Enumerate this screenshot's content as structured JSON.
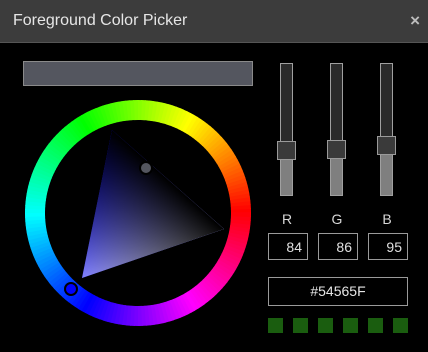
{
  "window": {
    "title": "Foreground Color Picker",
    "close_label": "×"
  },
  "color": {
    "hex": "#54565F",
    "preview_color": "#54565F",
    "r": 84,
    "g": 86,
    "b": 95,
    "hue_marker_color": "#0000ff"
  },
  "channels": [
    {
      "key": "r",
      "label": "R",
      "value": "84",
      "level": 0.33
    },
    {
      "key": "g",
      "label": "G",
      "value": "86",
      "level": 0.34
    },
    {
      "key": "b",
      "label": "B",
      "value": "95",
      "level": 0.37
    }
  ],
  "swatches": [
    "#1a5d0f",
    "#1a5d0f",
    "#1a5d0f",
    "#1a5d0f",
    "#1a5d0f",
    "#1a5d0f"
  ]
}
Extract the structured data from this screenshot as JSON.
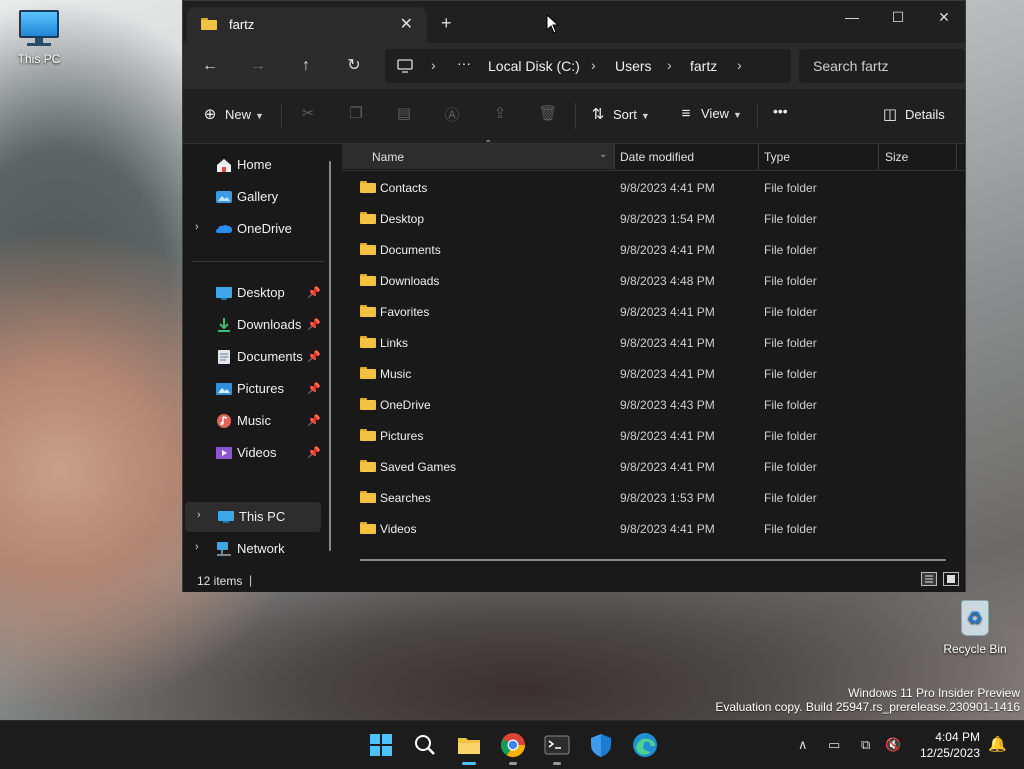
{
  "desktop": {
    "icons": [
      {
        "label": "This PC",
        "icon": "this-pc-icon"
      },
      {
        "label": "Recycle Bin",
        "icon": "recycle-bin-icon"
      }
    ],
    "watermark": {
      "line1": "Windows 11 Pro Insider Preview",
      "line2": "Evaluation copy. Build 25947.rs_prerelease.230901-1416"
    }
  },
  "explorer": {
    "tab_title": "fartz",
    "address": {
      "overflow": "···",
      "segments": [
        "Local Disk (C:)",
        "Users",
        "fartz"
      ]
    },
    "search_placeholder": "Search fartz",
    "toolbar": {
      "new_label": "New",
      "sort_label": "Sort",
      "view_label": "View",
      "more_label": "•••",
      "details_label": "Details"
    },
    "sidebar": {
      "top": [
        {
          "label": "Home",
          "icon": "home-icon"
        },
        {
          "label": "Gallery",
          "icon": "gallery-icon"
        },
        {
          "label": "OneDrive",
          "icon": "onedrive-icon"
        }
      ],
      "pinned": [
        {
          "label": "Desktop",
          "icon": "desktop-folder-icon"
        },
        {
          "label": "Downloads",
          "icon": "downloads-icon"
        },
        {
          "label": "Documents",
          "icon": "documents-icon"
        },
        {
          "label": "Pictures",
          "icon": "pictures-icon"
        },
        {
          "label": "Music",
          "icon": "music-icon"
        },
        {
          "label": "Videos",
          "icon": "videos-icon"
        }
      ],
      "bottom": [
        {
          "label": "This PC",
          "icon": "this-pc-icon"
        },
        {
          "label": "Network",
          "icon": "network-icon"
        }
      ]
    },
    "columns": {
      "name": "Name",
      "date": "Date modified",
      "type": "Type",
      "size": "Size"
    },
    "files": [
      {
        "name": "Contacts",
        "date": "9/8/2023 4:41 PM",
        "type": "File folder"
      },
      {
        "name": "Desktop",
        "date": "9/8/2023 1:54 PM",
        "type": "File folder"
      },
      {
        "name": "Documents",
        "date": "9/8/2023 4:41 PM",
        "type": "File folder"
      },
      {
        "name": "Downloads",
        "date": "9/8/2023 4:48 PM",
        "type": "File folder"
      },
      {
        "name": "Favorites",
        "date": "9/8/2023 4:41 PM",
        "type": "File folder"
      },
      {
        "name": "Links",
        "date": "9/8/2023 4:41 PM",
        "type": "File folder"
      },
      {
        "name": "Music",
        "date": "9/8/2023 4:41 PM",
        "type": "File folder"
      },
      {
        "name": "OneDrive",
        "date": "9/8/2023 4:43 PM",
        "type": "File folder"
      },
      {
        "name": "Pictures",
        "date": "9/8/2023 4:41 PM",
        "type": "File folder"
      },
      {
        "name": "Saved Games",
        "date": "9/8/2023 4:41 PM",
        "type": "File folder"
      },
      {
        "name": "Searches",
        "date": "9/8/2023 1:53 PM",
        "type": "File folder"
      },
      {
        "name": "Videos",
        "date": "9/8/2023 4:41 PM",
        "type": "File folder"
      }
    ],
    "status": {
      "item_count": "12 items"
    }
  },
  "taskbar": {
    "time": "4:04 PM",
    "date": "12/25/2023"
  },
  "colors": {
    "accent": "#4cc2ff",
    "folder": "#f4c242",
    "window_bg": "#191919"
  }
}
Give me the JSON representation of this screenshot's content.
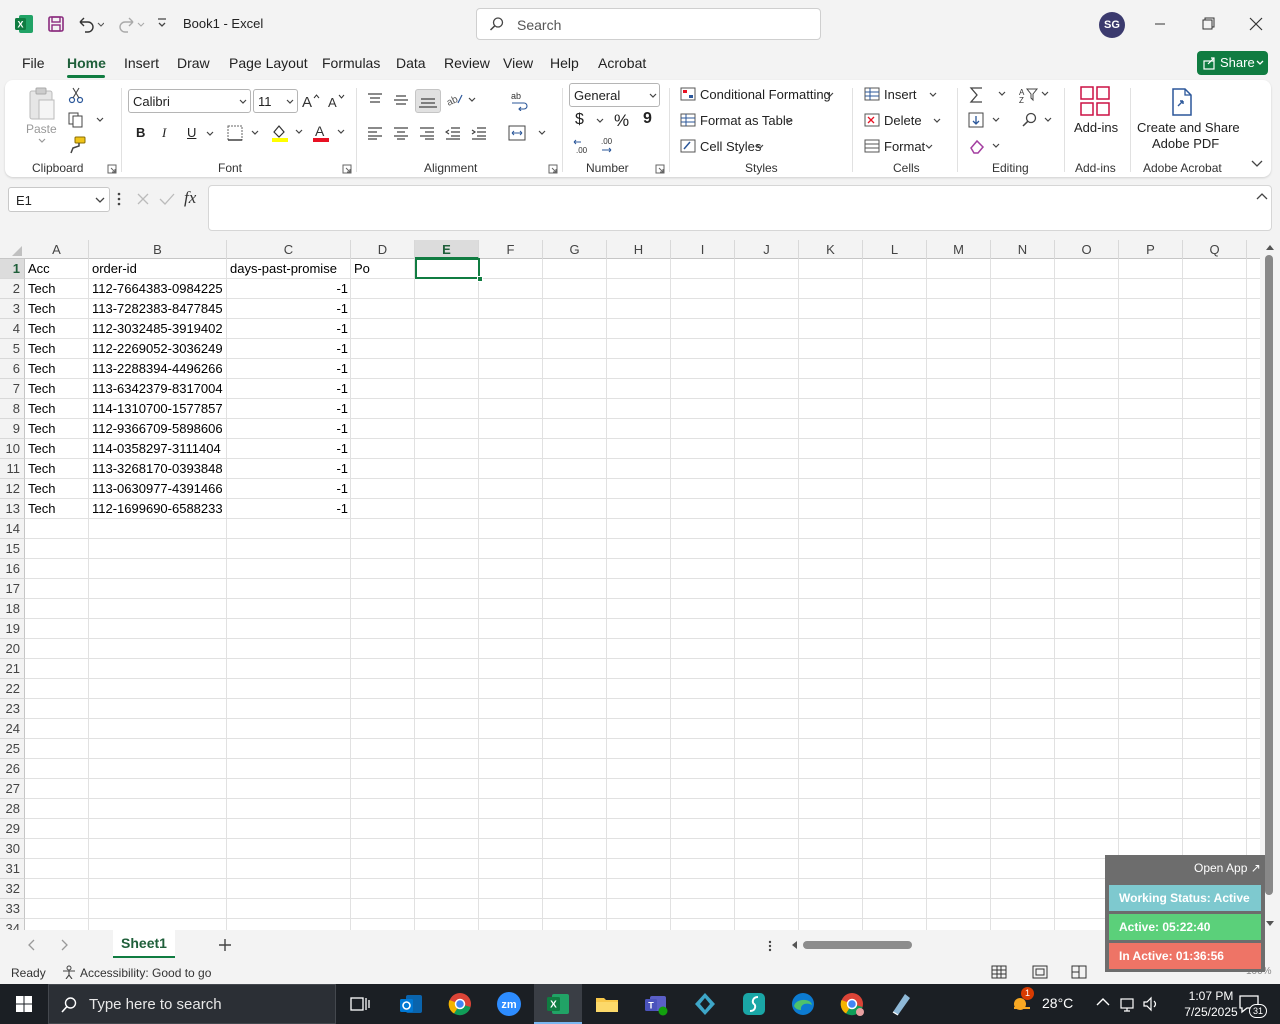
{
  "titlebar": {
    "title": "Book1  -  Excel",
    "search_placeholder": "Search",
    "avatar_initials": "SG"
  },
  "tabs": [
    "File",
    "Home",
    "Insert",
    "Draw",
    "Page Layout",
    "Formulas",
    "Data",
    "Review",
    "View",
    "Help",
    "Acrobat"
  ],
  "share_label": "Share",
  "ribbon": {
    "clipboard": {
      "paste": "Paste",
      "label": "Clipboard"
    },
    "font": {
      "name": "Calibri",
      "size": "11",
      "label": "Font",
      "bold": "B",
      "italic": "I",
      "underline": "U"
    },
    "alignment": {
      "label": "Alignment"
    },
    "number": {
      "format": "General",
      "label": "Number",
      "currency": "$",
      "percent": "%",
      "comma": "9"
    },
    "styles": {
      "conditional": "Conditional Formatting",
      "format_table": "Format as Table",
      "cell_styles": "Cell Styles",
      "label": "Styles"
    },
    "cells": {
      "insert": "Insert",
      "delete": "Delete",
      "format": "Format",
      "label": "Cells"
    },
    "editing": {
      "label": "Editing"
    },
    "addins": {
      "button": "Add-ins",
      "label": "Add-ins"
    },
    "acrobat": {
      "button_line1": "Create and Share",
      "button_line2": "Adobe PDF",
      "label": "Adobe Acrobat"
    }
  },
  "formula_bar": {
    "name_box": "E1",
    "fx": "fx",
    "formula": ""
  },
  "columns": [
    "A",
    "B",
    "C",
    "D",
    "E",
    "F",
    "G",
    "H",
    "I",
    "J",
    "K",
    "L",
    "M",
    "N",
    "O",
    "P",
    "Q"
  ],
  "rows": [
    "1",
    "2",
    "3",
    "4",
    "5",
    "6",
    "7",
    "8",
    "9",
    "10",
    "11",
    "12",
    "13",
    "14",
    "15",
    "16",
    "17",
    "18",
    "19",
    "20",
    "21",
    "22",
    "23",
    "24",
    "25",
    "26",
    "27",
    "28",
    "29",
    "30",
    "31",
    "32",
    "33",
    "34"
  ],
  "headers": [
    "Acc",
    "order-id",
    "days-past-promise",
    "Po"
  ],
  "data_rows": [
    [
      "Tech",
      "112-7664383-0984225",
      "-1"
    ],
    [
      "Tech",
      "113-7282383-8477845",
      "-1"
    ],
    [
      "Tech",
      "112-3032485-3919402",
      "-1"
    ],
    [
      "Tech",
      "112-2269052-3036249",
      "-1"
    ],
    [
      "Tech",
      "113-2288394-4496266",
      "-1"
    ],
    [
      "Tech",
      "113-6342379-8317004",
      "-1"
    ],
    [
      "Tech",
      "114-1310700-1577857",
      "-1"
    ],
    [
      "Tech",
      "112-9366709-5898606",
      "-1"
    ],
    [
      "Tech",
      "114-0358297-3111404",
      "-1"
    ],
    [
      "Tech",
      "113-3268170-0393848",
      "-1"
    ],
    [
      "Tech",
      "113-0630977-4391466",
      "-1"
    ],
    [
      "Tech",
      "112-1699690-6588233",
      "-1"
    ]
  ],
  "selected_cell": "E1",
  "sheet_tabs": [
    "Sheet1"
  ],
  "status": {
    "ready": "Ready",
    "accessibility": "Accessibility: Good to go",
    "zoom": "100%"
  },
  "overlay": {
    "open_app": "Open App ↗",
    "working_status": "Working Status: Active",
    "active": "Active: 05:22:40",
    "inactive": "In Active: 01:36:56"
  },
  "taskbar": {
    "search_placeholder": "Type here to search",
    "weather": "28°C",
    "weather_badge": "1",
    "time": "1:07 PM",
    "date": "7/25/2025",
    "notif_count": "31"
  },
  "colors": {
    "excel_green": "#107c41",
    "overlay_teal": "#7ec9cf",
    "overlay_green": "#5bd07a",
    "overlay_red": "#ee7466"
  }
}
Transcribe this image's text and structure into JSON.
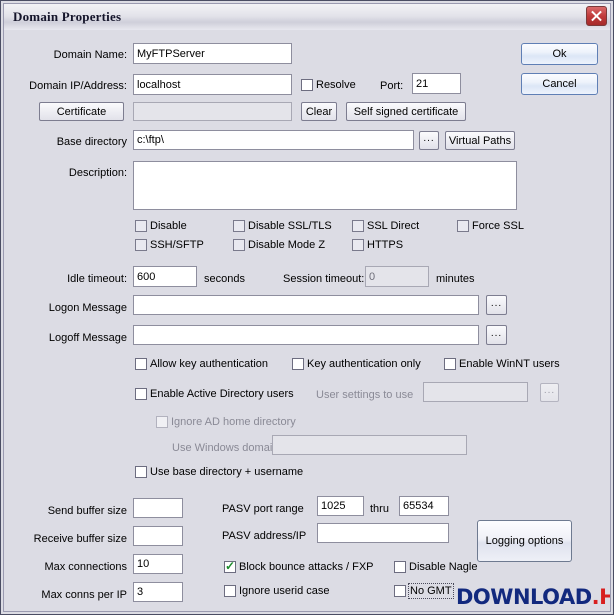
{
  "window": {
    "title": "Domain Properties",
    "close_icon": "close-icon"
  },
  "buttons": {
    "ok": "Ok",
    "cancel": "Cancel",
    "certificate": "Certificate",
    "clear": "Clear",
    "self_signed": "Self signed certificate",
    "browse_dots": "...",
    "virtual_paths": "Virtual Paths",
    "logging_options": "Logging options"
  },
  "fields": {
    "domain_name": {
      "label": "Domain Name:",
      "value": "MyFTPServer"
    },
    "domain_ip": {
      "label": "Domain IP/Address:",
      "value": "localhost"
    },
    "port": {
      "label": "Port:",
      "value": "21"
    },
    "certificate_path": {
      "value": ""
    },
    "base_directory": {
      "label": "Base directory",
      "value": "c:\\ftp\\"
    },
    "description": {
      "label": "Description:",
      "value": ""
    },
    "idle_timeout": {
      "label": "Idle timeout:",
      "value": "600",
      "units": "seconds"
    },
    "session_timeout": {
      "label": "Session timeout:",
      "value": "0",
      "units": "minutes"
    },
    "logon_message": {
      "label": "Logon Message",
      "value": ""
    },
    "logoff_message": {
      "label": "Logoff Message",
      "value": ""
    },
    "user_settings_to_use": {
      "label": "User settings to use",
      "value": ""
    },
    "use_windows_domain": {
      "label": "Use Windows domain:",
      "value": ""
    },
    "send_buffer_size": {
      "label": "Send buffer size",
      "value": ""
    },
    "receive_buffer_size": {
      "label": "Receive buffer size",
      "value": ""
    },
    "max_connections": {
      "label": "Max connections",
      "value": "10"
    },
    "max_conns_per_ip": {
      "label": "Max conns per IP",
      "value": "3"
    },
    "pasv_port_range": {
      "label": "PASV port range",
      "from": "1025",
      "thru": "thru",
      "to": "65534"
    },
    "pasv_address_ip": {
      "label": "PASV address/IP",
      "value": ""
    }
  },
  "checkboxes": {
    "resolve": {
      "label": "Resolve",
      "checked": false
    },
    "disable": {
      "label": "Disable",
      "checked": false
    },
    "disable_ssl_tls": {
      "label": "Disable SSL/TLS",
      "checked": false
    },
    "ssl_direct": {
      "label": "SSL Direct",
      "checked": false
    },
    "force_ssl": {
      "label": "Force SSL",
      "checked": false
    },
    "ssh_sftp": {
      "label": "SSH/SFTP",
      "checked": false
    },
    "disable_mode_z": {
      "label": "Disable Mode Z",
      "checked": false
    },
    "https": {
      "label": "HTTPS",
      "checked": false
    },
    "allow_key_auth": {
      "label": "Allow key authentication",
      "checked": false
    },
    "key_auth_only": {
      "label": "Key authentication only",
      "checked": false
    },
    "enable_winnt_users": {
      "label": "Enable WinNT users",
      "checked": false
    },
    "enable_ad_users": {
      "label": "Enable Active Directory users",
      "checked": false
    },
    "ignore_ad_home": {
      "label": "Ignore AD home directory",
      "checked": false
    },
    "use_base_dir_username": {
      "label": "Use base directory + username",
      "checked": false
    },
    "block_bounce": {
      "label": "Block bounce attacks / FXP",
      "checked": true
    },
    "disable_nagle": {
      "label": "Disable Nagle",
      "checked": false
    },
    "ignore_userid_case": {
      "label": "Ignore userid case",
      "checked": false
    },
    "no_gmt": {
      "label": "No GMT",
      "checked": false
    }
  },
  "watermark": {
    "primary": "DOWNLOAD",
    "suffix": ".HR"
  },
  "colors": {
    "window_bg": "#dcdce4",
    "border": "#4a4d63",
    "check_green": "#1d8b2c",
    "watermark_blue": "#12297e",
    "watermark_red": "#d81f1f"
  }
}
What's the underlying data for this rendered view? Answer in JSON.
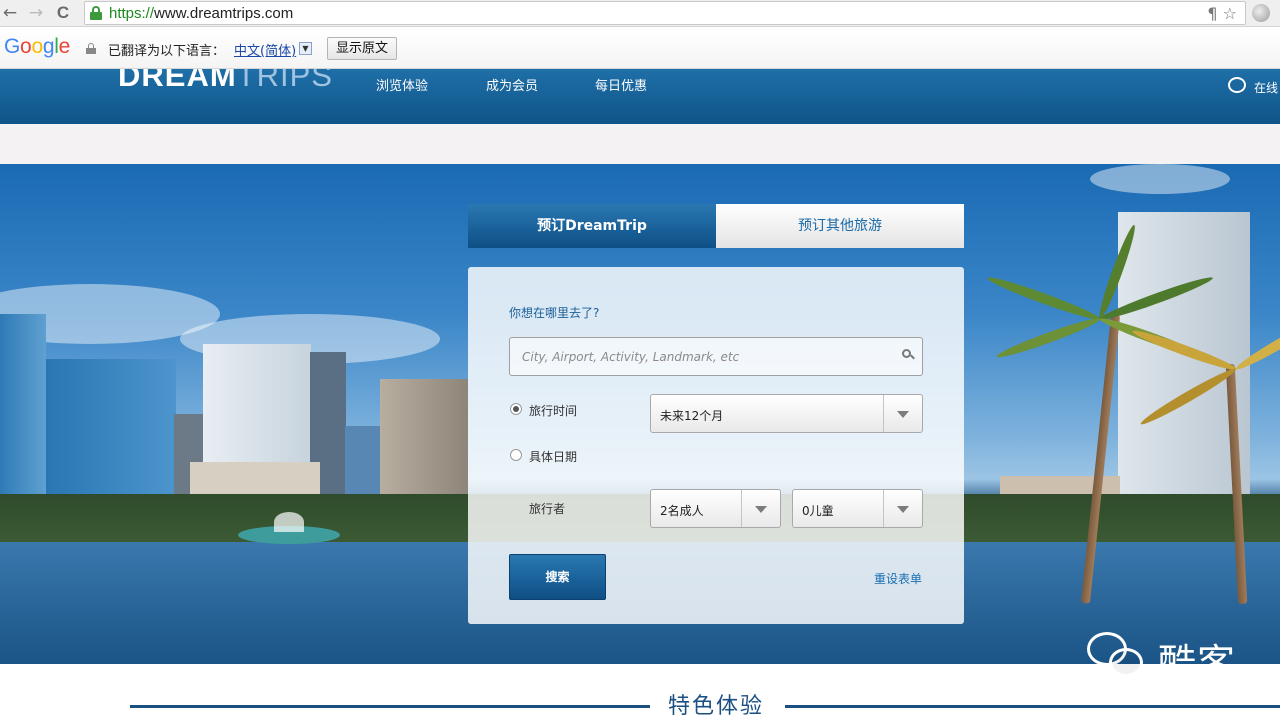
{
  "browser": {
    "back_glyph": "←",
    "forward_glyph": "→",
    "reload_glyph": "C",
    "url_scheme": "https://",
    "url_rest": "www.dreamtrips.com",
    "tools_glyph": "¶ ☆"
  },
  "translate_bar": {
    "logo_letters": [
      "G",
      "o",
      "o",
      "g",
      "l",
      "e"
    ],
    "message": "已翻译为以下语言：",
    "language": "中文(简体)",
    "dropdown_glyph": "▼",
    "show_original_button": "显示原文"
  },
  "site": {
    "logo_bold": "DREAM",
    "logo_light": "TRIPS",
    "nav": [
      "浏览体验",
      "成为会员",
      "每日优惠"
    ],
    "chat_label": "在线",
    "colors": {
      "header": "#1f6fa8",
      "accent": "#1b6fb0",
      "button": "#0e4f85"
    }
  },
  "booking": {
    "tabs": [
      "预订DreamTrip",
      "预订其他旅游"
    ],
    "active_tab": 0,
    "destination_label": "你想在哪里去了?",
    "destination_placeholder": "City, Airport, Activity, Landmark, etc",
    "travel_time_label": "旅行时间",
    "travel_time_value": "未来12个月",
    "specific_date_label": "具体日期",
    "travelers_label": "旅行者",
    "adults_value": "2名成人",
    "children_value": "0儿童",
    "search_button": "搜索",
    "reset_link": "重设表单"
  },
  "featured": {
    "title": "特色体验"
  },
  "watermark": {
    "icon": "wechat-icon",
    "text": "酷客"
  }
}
= = = =
## TASK STATEMENT
In the data above, how many lines contain the string "screenshot"? Answer with the number only.

## RESULT BELOW
3